- _Request_:
Continue the forum thread about crushes from the point where it stops.

- _Selection_:
· · · · ·
He really does, Lyns! He really does!  :lol:


----------



## Guest (Jan 7, 2009)

LOL!


----------



## SistA HazeL (Aug 10, 2008)

It's the truth! you can see it from the way he types :lol:


----------



## peachy (Feb 9, 2008)

lynsey are you casting spells on boys again? tisk tisk!


----------



## SistA HazeL (Aug 10, 2008)

peachyderanged said:


> lynsey are you casting spells on boys again? tisk tisk!


Oh... is that what it is?? hmmm :wink: 8)


----------



## Conjurus (Oct 25, 2008)

It's magick. Natural magick. No spells


----------



## checkmate2006 (Jan 12, 2009)

Crushes for me either crush me or i brush them off and keep going forward. The one's that crush me are the ones that the person has a ton in common but either they are taken or too far away.


----------



## Guest (Jan 14, 2009)

SistA HazeL said:


> peachyderanged said:
> 
> 
> > lynsey are you casting spells on boys again? tisk tisk!
> ...


NO LOL...I would never do that, what do you mean _again_? I never did do anything like it. :lol:

Me and Jesse are awesome friends.


----------



## Guest (Mar 9, 2009)

SistA HazeL said:


> Aussies and the British understand each other coz we speak the same slang lol.
> 
> Yep Jesse is fit and so are you and others


Pssst..I spoke to Jesse last night  . We couldn't understand each other all of the time lol...but he has a very cute accent and it was so awesome to hear his voice. :wink:


----------



## dreamingoflife (Oct 22, 2006)

Ahh crushes, I loved the feeling of crushing on someone. The butterfly feeling you get when you talk to them. The feel of new love is the greatest. Unfortunately when you are with someone for a long time that feeling fades alittle but it is good while it lasts


----------



## Guest (Mar 10, 2009)
· · · · ·
- _Record list_:

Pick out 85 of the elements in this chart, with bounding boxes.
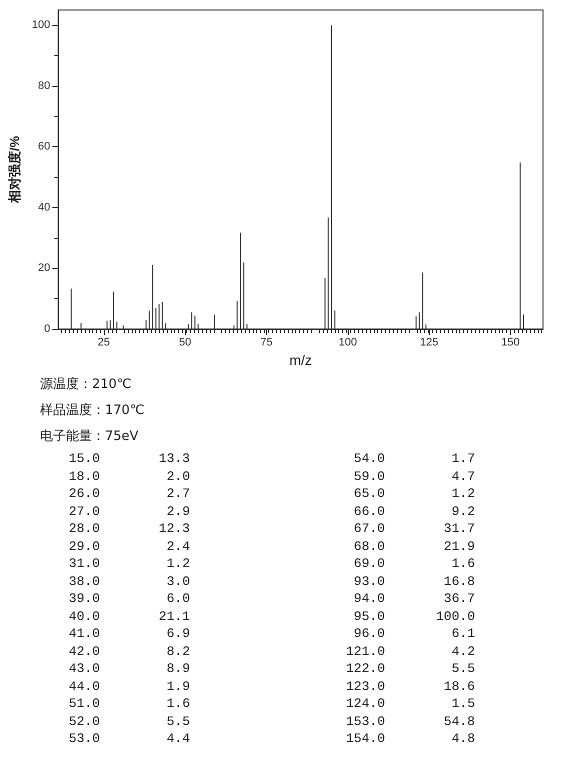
text: 2.4: [166, 538, 190, 555]
text: 59.0: [352, 468, 385, 485]
text: 8.2: [166, 642, 190, 660]
text: 96.0: [352, 625, 385, 642]
text: 6.9: [166, 625, 190, 642]
text: 2.7: [166, 485, 190, 502]
text: 94.0: [352, 590, 385, 608]
text: 27.0: [68, 502, 100, 520]
text: 95.0: [352, 608, 385, 625]
y-tick-label: 80: [38, 80, 50, 92]
text: 38.0: [68, 572, 100, 590]
y-tick-label: 20: [38, 262, 50, 274]
text: 4.7: [450, 468, 475, 485]
text: 12.3: [158, 520, 190, 538]
text: 42.0: [68, 642, 100, 660]
text: 26.0: [68, 485, 100, 502]
text: 65.0: [352, 485, 385, 502]
text: 1.6: [450, 555, 475, 572]
text: 2.9: [166, 502, 190, 520]
text: 43.0: [68, 660, 100, 678]
text: 18.0: [68, 468, 100, 485]
text: 18.6: [442, 678, 475, 695]
y-tick-label: 100: [32, 19, 50, 32]
text: 66.0: [352, 502, 385, 520]
text: 6.1: [450, 625, 475, 642]
text: 36.7: [442, 590, 475, 608]
y-axis-title: 相对强度/%: [7, 135, 22, 204]
text: 54.8: [442, 712, 475, 730]
text: 1.5: [450, 695, 475, 712]
text: 1.2: [166, 555, 190, 572]
text: 5.5: [166, 712, 190, 730]
text: 4.4: [166, 730, 190, 748]
text: 1.6: [166, 695, 190, 712]
text: 121.0: [344, 642, 385, 660]
text: 21.9: [442, 538, 475, 555]
text: 100.0: [434, 608, 475, 625]
text: 15.0: [68, 450, 100, 468]
text: 1.9: [166, 678, 190, 695]
text: 28.0: [68, 520, 100, 538]
x-tick-label: 25: [98, 336, 110, 348]
y-tick-label: 60: [38, 140, 50, 153]
text: 16.8: [442, 572, 475, 590]
text: 电子能量：75eV: [40, 428, 140, 446]
text: 样品温度：170℃: [40, 402, 146, 420]
text: 44.0: [68, 678, 100, 695]
text: 4.2: [450, 642, 475, 660]
text: 68.0: [352, 538, 385, 555]
text: 3.0: [166, 572, 190, 590]
text: 1.7: [450, 450, 475, 468]
text: 123.0: [344, 678, 385, 695]
text: 39.0: [68, 590, 100, 608]
text: 6.0: [166, 590, 190, 608]
x-tick-label: 125: [420, 336, 438, 348]
text: 67.0: [352, 520, 385, 538]
x-axis-title: m/z: [289, 352, 312, 368]
text: 93.0: [352, 572, 385, 590]
text: 40.0: [68, 608, 100, 625]
x-tick-label: 100: [338, 336, 357, 348]
text: 153.0: [344, 712, 385, 730]
text: 31.0: [68, 555, 100, 572]
text: 源温度：210℃: [40, 376, 132, 394]
text: 41.0: [68, 625, 100, 642]
text: 51.0: [68, 695, 100, 712]
text: 52.0: [68, 712, 100, 730]
text: 4.8: [450, 730, 475, 748]
text: 154.0: [344, 730, 385, 748]
text: 29.0: [68, 538, 100, 555]
text: 1.2: [450, 485, 475, 502]
text: 21.1: [158, 608, 190, 625]
text: 124.0: [344, 695, 385, 712]
text: 5.5: [450, 660, 475, 678]
x-tick-label: 75: [260, 336, 273, 348]
x-tick-label: 150: [501, 336, 520, 348]
text: 53.0: [68, 730, 100, 748]
y-tick-label: 0: [44, 323, 50, 335]
text: 69.0: [352, 555, 385, 572]
x-tick-label: 50: [179, 336, 192, 348]
text: 31.7: [442, 520, 475, 538]
text: 2.0: [166, 468, 190, 485]
text: 54.0: [352, 450, 385, 468]
text: 9.2: [450, 502, 475, 520]
y-tick-label: 40: [38, 201, 50, 214]
text: 13.3: [158, 450, 190, 468]
text: 8.9: [166, 660, 190, 678]
text: 122.0: [344, 660, 385, 678]
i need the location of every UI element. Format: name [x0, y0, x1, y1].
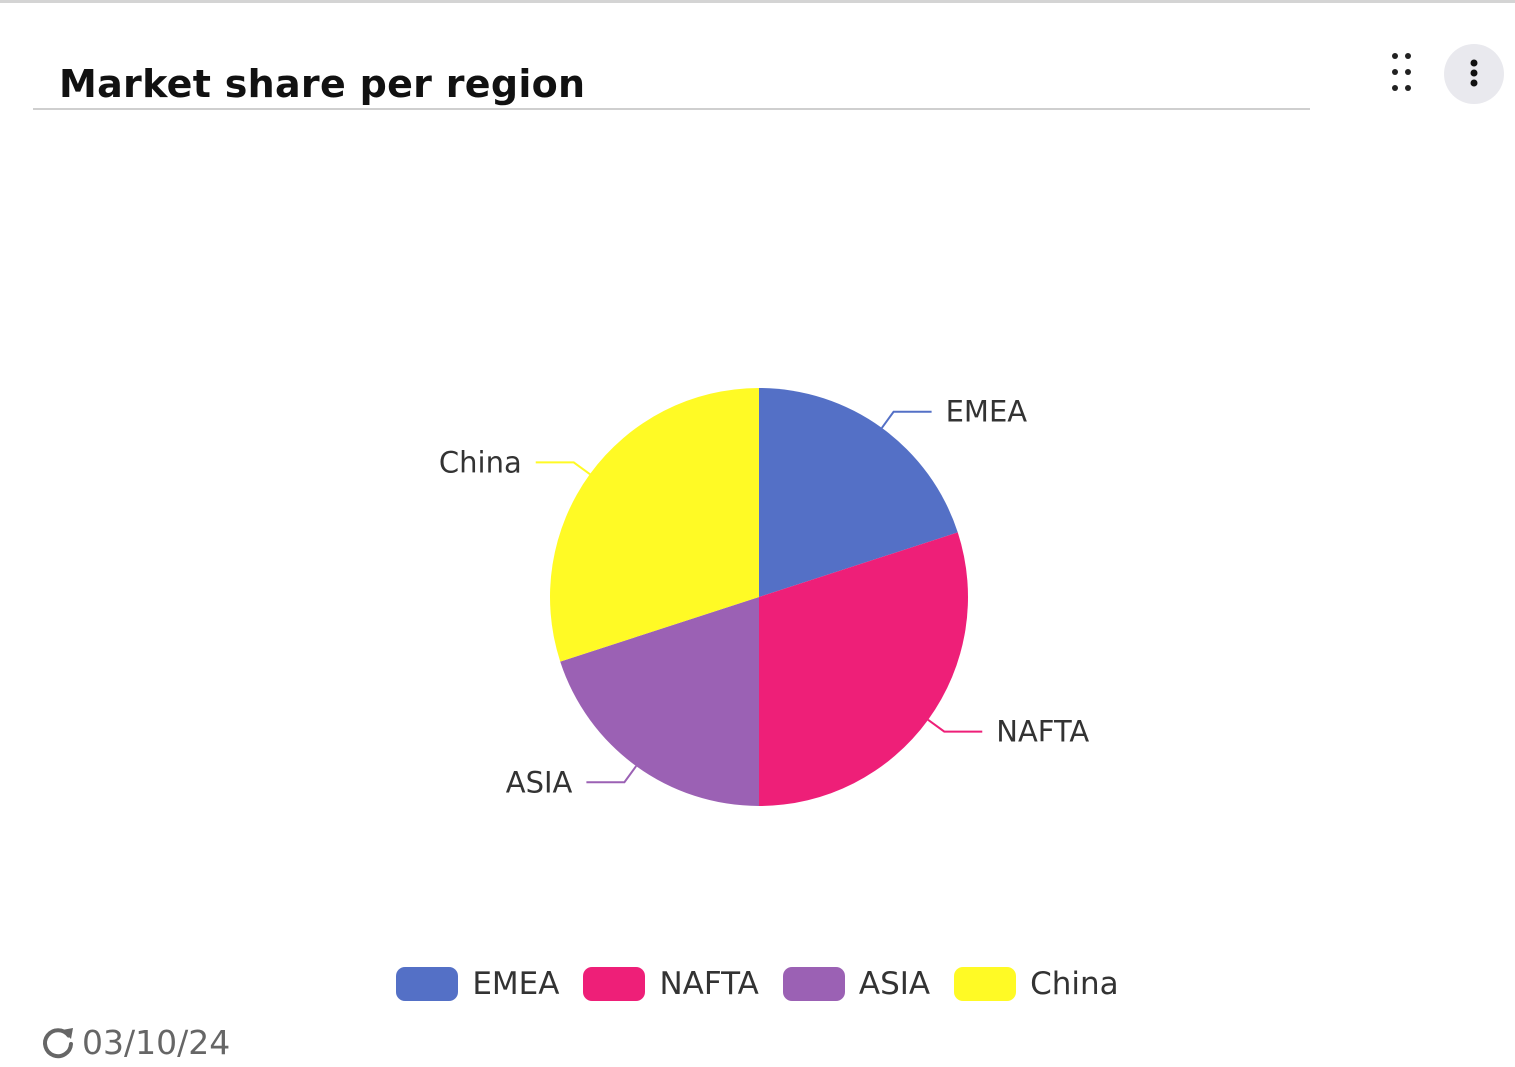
drag-handle-icon[interactable] [1384, 50, 1428, 94]
legend-item-nafta[interactable]: NAFTA [583, 966, 759, 1002]
pie-slice-china[interactable] [550, 388, 759, 662]
pie-slice-asia[interactable] [560, 597, 759, 806]
slice-label-nafta: NAFTA [996, 715, 1089, 749]
refresh-icon[interactable] [40, 1024, 76, 1060]
leader-line-emea [881, 410, 932, 429]
legend-swatch-nafta [583, 967, 646, 1001]
slice-label-emea: EMEA [946, 395, 1028, 429]
title-divider [33, 108, 1310, 110]
widget-title: Market share per region [59, 62, 586, 106]
legend-label-asia: ASIA [858, 966, 931, 1002]
legend-swatch-asia [782, 967, 845, 1001]
slice-label-china: China [439, 445, 522, 479]
legend-item-emea[interactable]: EMEA [396, 966, 559, 1002]
slice-label-asia: ASIA [506, 765, 573, 799]
legend-item-china[interactable]: China [954, 966, 1119, 1002]
legend-label-nafta: NAFTA [659, 966, 759, 1002]
pie-slice-emea[interactable] [759, 388, 958, 597]
leader-line-china [535, 461, 591, 475]
chart-legend: EMEA NAFTA ASIA China [0, 962, 1515, 1006]
legend-swatch-emea [396, 967, 459, 1001]
more-vertical-icon [1470, 59, 1478, 87]
pie-slice-nafta[interactable] [759, 532, 968, 806]
top-border [0, 0, 1515, 3]
legend-swatch-china [954, 967, 1017, 1001]
leader-line-asia [586, 765, 637, 784]
legend-item-asia[interactable]: ASIA [782, 966, 931, 1002]
last-refresh-date: 03/10/24 [82, 1022, 231, 1062]
pie-chart: EMEA NAFTA ASIA China [439, 388, 1089, 806]
legend-label-china: China [1030, 966, 1119, 1002]
widget-menu-button[interactable] [1444, 44, 1504, 104]
leader-line-nafta [927, 719, 983, 733]
widget-footer: 03/10/24 [40, 1020, 230, 1064]
legend-label-emea: EMEA [472, 966, 560, 1002]
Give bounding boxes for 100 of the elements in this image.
· · · · ·
- _Right answer_:
dreamingoflife said:


> Ahh crushes, I loved the feeling of crushing on someone. The butterfly feeling you get when you talk to them. The feel of new love is the greatest. Unfortunately when you are with someone for a long time that feeling fades alittle but it is good while it lasts


I actually have a few thoughts on this... Well who'd of thought it lol hm.. ...I think the feeling fades because nowadays nobody wants to do anything properly. Nobody takes their time nowadays to really get to know their partner properly, they just rush straight in headfirst for relationship sake and get hooked on that rush-that adrenaline. Most people are just in love with the idea of being in love and survive on that and crushes are not the same as love, they always fade, we grow out of them. I made those stupid mistakes and then I went totally off relationships, infact I became very bitter about the whole subject....BUT sometimes when you're not looking, it finds you for the right reasons. I believe in doing things the proper way now, taking it slowly, letting it flow and then I believe if the feelings are genuine and not just fantastical and rushed, they will last. It's not old fashioned, it's part of emotional maturity.


----------



## dreamingoflife (Oct 22, 2006)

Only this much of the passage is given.